**THE REQUEST**:
Gather all lines from the material that contain the word "cùng".
## begin RECORDED INFORMATION
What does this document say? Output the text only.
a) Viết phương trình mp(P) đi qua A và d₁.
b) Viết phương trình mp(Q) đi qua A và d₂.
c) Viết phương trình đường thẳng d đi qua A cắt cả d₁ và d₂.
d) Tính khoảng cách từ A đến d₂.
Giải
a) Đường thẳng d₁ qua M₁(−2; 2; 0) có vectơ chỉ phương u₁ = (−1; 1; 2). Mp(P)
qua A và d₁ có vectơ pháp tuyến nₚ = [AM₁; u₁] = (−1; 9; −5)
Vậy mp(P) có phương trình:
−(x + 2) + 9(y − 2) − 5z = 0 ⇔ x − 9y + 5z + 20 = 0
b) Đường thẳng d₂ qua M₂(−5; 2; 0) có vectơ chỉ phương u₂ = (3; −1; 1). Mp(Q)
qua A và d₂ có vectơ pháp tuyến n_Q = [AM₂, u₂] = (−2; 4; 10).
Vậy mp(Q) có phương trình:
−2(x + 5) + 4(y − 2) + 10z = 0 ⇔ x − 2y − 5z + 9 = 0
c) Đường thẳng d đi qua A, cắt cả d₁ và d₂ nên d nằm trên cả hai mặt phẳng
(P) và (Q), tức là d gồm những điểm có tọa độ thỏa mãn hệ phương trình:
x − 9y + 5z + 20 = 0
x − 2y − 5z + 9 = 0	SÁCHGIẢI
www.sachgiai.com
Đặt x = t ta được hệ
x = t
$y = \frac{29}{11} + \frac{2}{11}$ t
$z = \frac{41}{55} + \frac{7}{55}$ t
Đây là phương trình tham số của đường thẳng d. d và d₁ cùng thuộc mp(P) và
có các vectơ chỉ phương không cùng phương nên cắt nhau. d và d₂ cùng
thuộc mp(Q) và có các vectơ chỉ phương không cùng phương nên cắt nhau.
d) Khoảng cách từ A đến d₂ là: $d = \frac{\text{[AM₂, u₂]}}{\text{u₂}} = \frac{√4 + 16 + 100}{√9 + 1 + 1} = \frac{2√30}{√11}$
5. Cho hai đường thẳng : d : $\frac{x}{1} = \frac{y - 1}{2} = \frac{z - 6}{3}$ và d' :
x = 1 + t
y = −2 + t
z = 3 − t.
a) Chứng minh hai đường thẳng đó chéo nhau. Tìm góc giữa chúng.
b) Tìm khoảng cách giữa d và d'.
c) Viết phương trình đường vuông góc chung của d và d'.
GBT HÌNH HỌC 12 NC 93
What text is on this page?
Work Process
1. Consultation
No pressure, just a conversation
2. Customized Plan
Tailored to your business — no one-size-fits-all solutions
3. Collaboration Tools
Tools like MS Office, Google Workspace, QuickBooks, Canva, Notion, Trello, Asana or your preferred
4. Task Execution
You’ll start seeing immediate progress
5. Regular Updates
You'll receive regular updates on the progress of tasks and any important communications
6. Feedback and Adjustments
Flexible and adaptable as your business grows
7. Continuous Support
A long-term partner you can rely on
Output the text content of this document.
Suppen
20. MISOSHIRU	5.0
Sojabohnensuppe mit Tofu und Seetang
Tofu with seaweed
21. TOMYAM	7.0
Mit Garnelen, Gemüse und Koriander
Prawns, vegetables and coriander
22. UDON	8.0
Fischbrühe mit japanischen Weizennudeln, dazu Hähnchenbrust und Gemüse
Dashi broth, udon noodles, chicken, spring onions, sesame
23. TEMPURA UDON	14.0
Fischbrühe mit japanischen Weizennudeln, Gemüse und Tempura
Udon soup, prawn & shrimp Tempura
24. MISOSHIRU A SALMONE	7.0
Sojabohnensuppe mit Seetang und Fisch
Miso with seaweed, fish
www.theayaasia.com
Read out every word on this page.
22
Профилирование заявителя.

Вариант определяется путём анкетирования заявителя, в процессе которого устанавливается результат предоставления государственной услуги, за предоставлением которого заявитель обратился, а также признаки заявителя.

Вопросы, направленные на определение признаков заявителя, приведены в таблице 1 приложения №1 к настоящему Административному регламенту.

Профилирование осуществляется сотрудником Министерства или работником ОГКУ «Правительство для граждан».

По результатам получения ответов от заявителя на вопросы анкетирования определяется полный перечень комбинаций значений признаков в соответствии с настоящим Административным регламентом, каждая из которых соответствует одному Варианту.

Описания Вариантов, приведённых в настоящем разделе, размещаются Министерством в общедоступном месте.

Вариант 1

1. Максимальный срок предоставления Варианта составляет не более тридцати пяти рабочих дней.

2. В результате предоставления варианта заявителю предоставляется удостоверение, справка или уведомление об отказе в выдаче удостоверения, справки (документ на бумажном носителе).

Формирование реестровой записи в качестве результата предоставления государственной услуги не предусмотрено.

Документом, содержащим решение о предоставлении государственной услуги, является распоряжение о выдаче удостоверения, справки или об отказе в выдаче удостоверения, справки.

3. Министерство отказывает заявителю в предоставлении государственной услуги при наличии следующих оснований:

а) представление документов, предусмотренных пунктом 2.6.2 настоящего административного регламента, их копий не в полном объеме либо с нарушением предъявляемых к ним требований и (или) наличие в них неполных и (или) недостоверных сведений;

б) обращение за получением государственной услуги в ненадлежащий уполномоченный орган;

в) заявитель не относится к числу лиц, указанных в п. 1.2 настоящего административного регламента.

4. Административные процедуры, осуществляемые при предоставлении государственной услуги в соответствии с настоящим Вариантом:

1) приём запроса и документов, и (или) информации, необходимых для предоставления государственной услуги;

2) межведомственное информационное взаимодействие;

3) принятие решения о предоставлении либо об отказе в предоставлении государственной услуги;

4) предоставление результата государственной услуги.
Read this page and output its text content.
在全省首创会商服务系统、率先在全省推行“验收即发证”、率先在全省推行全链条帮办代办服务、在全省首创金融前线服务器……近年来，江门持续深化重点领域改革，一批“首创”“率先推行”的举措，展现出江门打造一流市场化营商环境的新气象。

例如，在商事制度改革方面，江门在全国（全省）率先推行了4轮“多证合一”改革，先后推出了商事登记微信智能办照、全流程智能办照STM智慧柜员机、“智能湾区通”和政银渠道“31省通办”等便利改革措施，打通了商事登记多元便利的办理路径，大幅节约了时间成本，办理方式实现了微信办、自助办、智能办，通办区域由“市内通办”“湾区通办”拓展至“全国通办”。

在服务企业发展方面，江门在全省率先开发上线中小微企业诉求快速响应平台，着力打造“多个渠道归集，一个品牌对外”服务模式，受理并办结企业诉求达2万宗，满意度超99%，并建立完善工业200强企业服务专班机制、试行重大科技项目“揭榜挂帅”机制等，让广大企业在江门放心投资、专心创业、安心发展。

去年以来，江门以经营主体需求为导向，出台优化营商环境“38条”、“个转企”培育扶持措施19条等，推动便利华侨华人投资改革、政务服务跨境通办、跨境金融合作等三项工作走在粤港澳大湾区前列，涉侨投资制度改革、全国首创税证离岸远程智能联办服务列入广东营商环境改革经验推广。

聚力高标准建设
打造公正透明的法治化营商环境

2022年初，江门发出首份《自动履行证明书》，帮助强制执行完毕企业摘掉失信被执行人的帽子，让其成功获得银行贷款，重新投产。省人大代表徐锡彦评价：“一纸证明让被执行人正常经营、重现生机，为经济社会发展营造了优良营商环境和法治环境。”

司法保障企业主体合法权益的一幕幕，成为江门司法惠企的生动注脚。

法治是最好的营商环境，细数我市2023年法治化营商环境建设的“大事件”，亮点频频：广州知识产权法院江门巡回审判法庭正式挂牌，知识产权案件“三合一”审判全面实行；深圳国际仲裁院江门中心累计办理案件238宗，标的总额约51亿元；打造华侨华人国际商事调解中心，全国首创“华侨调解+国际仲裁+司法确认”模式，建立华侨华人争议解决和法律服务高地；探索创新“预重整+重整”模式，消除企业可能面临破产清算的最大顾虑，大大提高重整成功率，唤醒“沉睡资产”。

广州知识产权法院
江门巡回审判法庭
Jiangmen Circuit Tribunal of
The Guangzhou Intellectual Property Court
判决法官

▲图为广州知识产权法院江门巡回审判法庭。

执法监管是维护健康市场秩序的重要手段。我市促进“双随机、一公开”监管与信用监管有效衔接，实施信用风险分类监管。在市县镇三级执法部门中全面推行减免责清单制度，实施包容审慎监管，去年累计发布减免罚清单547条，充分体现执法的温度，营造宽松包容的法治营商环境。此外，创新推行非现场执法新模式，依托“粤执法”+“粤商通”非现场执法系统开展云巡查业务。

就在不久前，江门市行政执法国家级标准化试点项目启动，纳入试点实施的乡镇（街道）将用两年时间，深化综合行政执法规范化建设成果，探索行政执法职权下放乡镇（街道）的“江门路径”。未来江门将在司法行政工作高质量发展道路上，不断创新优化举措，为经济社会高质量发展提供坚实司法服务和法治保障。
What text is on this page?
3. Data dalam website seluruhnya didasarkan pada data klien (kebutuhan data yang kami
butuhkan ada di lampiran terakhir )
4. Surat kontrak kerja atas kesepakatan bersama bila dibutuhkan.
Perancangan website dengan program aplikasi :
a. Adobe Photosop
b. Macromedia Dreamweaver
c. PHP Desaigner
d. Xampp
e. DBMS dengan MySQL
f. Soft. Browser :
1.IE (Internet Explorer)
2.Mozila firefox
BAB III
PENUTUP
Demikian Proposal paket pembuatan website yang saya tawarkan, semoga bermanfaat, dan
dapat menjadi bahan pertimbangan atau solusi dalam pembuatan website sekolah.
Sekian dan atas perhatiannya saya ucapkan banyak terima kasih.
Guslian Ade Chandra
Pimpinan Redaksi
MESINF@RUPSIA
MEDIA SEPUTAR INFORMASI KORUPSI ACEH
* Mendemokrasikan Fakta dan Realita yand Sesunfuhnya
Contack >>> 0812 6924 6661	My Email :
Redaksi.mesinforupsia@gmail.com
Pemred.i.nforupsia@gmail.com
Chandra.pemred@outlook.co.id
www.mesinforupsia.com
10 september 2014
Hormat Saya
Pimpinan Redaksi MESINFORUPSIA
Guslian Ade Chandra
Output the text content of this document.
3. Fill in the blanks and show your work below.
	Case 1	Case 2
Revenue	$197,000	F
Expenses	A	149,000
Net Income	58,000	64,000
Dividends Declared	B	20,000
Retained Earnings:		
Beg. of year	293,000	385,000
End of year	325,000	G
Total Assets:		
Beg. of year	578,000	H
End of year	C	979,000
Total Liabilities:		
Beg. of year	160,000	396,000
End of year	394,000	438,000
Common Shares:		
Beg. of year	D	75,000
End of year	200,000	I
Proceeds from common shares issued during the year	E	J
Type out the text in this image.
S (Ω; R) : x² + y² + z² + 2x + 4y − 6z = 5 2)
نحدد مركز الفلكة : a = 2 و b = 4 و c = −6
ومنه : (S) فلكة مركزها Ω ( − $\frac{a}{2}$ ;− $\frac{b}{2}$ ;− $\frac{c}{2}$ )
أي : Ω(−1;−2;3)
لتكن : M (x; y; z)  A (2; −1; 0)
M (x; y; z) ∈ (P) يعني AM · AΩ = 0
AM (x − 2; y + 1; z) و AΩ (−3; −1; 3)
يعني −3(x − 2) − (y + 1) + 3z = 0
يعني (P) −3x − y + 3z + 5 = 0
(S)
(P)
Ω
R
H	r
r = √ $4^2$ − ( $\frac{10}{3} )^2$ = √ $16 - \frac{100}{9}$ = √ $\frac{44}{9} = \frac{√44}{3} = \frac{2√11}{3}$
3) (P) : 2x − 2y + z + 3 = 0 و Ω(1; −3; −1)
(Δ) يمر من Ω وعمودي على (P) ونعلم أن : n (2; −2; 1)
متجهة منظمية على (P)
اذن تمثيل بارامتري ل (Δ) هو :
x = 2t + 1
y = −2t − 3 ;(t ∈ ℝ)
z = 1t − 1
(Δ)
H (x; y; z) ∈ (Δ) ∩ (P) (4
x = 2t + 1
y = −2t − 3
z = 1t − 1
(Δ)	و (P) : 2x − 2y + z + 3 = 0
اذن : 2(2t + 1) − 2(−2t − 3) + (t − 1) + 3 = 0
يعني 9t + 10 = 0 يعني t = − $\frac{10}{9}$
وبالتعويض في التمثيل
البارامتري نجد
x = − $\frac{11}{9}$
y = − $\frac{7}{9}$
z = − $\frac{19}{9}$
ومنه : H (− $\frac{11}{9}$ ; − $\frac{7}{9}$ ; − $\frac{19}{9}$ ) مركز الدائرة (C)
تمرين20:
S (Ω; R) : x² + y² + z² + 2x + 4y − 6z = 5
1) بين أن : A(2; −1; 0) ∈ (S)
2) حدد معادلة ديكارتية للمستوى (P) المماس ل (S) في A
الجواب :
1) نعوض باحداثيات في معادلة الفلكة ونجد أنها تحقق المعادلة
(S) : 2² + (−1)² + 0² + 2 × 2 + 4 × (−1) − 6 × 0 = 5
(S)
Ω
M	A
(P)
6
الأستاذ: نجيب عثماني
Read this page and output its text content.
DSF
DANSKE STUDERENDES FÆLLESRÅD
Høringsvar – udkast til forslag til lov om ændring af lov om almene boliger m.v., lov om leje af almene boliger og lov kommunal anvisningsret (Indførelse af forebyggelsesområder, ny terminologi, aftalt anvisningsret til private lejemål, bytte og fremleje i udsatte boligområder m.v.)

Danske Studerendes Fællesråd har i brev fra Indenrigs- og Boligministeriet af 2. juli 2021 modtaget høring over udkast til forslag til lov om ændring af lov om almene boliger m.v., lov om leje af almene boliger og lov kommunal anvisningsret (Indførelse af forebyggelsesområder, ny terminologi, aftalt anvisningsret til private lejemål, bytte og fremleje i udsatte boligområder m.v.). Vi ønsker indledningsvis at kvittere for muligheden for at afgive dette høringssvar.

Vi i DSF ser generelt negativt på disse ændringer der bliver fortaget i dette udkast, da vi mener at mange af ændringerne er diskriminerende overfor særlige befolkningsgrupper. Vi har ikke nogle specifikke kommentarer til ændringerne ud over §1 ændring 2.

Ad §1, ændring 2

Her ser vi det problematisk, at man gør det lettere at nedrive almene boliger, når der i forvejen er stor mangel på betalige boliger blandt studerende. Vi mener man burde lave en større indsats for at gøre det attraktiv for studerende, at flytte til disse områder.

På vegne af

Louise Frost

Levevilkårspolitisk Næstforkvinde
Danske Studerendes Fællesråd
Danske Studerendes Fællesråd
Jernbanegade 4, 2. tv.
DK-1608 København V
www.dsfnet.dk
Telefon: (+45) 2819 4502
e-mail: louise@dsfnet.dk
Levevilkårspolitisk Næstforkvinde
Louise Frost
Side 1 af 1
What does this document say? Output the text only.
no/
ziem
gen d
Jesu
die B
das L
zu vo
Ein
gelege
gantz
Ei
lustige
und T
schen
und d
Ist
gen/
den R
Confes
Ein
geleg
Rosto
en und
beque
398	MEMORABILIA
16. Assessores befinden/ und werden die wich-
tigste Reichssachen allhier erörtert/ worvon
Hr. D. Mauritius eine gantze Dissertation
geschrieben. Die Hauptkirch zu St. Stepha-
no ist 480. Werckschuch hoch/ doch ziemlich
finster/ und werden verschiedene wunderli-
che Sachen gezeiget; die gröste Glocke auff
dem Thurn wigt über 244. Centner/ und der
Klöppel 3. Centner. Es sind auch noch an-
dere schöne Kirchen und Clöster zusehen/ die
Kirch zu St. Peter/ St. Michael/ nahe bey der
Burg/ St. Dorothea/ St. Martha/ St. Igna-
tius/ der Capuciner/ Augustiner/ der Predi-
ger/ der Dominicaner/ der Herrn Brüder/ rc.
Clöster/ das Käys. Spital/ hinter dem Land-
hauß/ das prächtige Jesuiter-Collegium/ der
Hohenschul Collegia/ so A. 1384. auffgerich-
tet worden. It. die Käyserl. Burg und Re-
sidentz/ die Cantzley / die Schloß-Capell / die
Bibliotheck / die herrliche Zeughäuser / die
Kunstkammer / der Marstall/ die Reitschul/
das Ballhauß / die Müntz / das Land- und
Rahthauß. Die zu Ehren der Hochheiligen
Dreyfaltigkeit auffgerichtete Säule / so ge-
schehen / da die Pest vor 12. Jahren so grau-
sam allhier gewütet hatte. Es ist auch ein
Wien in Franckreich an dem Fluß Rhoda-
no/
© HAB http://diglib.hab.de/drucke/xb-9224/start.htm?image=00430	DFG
## end RECORDED INFORMATION
**TASK ANSWER**:
Đây là phương trình tham số của đường thẳng d. d và d₁ cùng thuộc mp(P) và
có các vectơ chỉ phương không cùng phương nên cắt nhau. d và d₂ cùng
thuộc mp(Q) và có các vectơ chỉ phương không cùng phương nên cắt nhau.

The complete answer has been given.